Given passage:
====

- Classic example in Fear and Loathing in Las Vegas as they cruise down the strip drunk, high, and totally blasted on acid and mescaline.
- The 1942 black-and-white film Moontide featured an amazingly surreal montage. What's amazing is that this is the Lighter and Softer version of the montage. Salvador Dali had been brought in to create images for the bender, and his Booze Clock was the only bit to make the final cut—everything else was deemed too disturbing.
- This trope appears to have been fully developed by the time it appeared in Black Angel (1946).
- This appears in Wristcutters: A Love Story in which the main character proceed to get drunk at bars in purgatory
- The 2000 film 28 Days starring Sandra Bullock has one of these shortly before her character is forced into rehab.
- This happens a few times in The Twilight Zone; the first time is purely this trope, the others? Well they're more a case of reusing sets.

====

Things to do:
a) In the film list, what was the only part of Salvador Dali's work on Moontide that made the final cut?
b) In the film list, substitute "sequence" for "montage" in the part that begins at the words "- Classic example" and stops after "deemed too disturbing.".
c) Translate this sentence from the film list into Spanish: "This trope appears to have been fully developed by the time it appeared in Black Angel (1946)."
The records that follow come from a different source than the film list.

====

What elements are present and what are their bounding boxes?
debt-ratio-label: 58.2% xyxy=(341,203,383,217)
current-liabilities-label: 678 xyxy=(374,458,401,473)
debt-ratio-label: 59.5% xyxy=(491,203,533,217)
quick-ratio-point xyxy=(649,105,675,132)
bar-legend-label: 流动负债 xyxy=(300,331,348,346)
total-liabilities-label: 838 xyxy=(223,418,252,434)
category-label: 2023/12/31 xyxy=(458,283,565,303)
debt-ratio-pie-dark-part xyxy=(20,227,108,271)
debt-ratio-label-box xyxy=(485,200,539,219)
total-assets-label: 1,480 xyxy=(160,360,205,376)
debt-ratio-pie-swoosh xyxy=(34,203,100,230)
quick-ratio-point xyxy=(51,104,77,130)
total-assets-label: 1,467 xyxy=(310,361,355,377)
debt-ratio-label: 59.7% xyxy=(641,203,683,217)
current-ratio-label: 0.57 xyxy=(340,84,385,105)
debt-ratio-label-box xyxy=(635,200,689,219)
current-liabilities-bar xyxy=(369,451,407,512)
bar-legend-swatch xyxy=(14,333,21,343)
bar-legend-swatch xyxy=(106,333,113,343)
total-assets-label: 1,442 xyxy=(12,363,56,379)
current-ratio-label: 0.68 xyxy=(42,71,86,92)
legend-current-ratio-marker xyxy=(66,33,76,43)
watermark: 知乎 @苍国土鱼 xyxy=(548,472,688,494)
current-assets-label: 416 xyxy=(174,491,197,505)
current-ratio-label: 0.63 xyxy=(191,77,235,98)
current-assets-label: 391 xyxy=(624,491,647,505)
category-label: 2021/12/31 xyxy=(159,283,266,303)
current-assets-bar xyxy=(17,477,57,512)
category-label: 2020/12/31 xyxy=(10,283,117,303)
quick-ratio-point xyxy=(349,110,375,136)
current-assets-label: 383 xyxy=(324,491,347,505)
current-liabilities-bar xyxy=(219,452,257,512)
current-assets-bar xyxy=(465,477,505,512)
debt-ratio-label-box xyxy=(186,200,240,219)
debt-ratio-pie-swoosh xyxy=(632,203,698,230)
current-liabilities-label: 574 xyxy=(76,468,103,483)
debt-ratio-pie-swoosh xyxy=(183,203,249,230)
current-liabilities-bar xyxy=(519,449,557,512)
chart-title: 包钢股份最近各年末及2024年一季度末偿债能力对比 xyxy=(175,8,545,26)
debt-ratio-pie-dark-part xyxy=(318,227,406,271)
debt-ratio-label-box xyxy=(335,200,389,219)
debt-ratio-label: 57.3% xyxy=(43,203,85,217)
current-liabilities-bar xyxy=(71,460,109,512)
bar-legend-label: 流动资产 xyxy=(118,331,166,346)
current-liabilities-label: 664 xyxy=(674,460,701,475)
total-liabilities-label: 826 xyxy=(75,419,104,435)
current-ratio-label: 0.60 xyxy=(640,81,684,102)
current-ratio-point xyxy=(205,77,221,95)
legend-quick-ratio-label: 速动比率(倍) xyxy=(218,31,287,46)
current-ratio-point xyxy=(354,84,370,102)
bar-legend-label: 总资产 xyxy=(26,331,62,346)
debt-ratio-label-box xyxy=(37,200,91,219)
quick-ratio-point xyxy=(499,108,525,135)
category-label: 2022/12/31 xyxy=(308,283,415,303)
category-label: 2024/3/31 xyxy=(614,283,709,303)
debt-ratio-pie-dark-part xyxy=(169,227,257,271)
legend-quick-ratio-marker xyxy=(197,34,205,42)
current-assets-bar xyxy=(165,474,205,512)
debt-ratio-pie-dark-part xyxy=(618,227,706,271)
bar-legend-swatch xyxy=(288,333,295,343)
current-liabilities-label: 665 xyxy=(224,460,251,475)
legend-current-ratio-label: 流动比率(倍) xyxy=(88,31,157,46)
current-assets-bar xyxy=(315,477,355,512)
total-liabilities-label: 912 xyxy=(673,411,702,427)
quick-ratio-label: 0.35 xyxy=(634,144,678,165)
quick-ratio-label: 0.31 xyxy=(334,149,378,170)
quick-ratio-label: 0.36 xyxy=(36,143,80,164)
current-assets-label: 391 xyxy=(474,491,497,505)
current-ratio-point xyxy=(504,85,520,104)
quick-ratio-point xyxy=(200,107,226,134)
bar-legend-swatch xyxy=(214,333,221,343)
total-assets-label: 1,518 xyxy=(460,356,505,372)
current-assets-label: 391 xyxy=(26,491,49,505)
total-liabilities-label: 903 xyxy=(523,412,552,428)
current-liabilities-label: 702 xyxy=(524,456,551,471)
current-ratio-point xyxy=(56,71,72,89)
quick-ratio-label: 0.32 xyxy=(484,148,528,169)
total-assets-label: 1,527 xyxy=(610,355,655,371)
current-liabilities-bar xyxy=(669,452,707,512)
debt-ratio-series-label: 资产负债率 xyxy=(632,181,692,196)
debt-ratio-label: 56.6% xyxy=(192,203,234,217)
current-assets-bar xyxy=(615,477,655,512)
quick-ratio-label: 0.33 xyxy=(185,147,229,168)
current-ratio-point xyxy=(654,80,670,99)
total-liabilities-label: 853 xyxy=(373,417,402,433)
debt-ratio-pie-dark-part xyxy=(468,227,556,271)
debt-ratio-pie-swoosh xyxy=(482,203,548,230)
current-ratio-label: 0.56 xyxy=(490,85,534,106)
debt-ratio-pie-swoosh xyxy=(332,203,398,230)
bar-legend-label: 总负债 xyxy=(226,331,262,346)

====

Responses to the tasks:
a) His Booze Clock was the only part to make the final cut.

b)
- Classic example in Fear and Loathing in Las Vegas as they cruise down the strip drunk, high, and totally blasted on acid and mescaline.
- The 1942 black-and-white film Moontide featured an amazingly surreal sequence. What's amazing is that this is the Lighter and Softer version of the sequence. Salvador Dali had been brought in to create images for the bender, and his Booze Clock was the only bit to make the final cut—everything else was deemed too disturbing.

c) Este tropo parece haber estado plenamente desarrollado para cuando apareció en Black Angel (1946).